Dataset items
○ ○ ○
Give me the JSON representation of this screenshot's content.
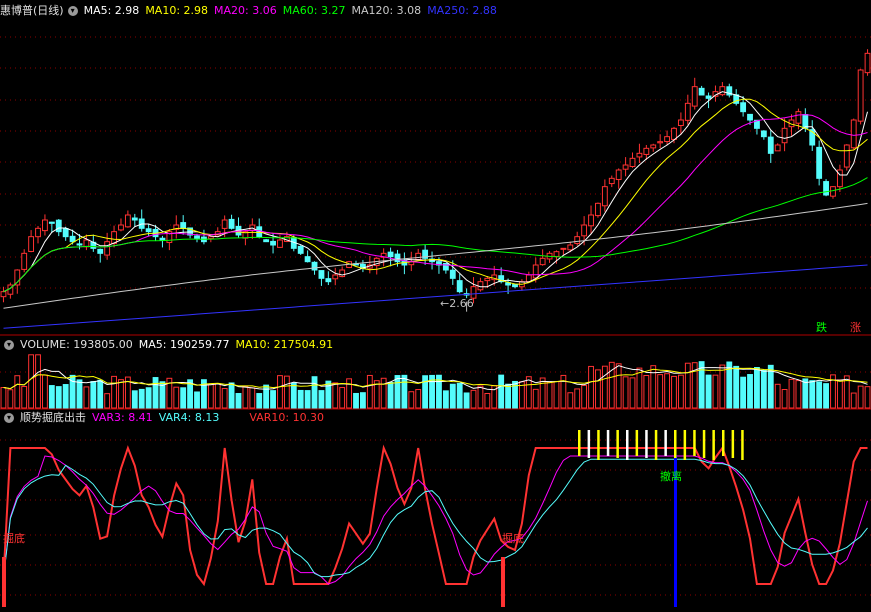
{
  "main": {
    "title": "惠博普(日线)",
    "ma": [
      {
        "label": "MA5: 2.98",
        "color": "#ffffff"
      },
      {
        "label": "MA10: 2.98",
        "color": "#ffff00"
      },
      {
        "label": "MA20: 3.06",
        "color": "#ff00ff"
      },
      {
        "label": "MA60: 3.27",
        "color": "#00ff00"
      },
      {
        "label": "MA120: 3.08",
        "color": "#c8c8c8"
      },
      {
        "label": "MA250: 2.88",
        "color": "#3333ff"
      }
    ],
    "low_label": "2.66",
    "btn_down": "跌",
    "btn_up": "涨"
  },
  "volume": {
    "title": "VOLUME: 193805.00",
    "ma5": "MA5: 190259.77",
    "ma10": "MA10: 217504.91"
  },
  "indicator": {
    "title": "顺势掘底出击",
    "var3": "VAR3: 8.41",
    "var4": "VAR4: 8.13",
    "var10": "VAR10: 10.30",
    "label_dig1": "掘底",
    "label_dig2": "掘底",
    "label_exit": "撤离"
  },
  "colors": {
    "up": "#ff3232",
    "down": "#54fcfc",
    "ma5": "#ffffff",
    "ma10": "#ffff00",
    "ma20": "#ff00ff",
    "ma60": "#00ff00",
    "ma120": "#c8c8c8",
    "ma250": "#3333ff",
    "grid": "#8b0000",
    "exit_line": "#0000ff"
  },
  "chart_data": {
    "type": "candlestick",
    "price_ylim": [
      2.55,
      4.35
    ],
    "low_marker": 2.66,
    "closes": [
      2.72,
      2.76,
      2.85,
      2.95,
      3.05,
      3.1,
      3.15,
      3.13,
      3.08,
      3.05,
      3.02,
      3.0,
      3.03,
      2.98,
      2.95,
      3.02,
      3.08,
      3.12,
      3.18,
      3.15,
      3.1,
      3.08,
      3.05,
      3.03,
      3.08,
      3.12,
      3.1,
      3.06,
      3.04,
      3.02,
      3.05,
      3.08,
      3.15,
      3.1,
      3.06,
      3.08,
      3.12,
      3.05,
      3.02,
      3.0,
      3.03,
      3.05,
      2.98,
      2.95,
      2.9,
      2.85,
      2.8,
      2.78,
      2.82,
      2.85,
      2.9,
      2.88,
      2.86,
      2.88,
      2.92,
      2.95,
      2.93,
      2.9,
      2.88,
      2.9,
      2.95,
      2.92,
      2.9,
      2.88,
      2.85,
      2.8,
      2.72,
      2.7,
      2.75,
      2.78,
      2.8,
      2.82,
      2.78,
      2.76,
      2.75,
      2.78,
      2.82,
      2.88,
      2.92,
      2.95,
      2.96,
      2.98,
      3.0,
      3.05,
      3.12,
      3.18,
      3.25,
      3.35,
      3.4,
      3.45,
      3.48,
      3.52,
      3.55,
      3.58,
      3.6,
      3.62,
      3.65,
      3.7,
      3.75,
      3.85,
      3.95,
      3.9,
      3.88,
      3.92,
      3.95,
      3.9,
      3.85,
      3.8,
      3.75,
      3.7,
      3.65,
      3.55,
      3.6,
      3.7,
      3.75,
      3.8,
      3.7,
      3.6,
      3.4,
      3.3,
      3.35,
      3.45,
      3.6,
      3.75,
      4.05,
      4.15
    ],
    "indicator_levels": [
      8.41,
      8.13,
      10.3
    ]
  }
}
○ ○ ○
_GIVEN REQUEST:_
Every line is to be duplicated exactly, though pictures stay out.

_RESPONSE FOR THIS EXERCISE:_
Give me the JSON representation of this screenshot's content.
{
  "main": {
    "title": "惠博普(日线)",
    "ma": [
      {
        "label": "MA5: 2.98",
        "color": "#ffffff"
      },
      {
        "label": "MA10: 2.98",
        "color": "#ffff00"
      },
      {
        "label": "MA20: 3.06",
        "color": "#ff00ff"
      },
      {
        "label": "MA60: 3.27",
        "color": "#00ff00"
      },
      {
        "label": "MA120: 3.08",
        "color": "#c8c8c8"
      },
      {
        "label": "MA250: 2.88",
        "color": "#3333ff"
      }
    ],
    "low_label": "2.66",
    "btn_down": "跌",
    "btn_up": "涨"
  },
  "volume": {
    "title": "VOLUME: 193805.00",
    "ma5": "MA5: 190259.77",
    "ma10": "MA10: 217504.91"
  },
  "indicator": {
    "title": "顺势掘底出击",
    "var3": "VAR3: 8.41",
    "var4": "VAR4: 8.13",
    "var10": "VAR10: 10.30",
    "label_dig1": "掘底",
    "label_dig2": "掘底",
    "label_exit": "撤离"
  },
  "colors": {
    "up": "#ff3232",
    "down": "#54fcfc",
    "ma5": "#ffffff",
    "ma10": "#ffff00",
    "ma20": "#ff00ff",
    "ma60": "#00ff00",
    "ma120": "#c8c8c8",
    "ma250": "#3333ff",
    "grid": "#8b0000",
    "exit_line": "#0000ff"
  },
  "chart_data": {
    "type": "candlestick",
    "price_ylim": [
      2.55,
      4.35
    ],
    "low_marker": 2.66,
    "closes": [
      2.72,
      2.76,
      2.85,
      2.95,
      3.05,
      3.1,
      3.15,
      3.13,
      3.08,
      3.05,
      3.02,
      3.0,
      3.03,
      2.98,
      2.95,
      3.02,
      3.08,
      3.12,
      3.18,
      3.15,
      3.1,
      3.08,
      3.05,
      3.03,
      3.08,
      3.12,
      3.1,
      3.06,
      3.04,
      3.02,
      3.05,
      3.08,
      3.15,
      3.1,
      3.06,
      3.08,
      3.12,
      3.05,
      3.02,
      3.0,
      3.03,
      3.05,
      2.98,
      2.95,
      2.9,
      2.85,
      2.8,
      2.78,
      2.82,
      2.85,
      2.9,
      2.88,
      2.86,
      2.88,
      2.92,
      2.95,
      2.93,
      2.9,
      2.88,
      2.9,
      2.95,
      2.92,
      2.9,
      2.88,
      2.85,
      2.8,
      2.72,
      2.7,
      2.75,
      2.78,
      2.8,
      2.82,
      2.78,
      2.76,
      2.75,
      2.78,
      2.82,
      2.88,
      2.92,
      2.95,
      2.96,
      2.98,
      3.0,
      3.05,
      3.12,
      3.18,
      3.25,
      3.35,
      3.4,
      3.45,
      3.48,
      3.52,
      3.55,
      3.58,
      3.6,
      3.62,
      3.65,
      3.7,
      3.75,
      3.85,
      3.95,
      3.9,
      3.88,
      3.92,
      3.95,
      3.9,
      3.85,
      3.8,
      3.75,
      3.7,
      3.65,
      3.55,
      3.6,
      3.7,
      3.75,
      3.8,
      3.7,
      3.6,
      3.4,
      3.3,
      3.35,
      3.45,
      3.6,
      3.75,
      4.05,
      4.15
    ],
    "indicator_levels": [
      8.41,
      8.13,
      10.3
    ]
  }
}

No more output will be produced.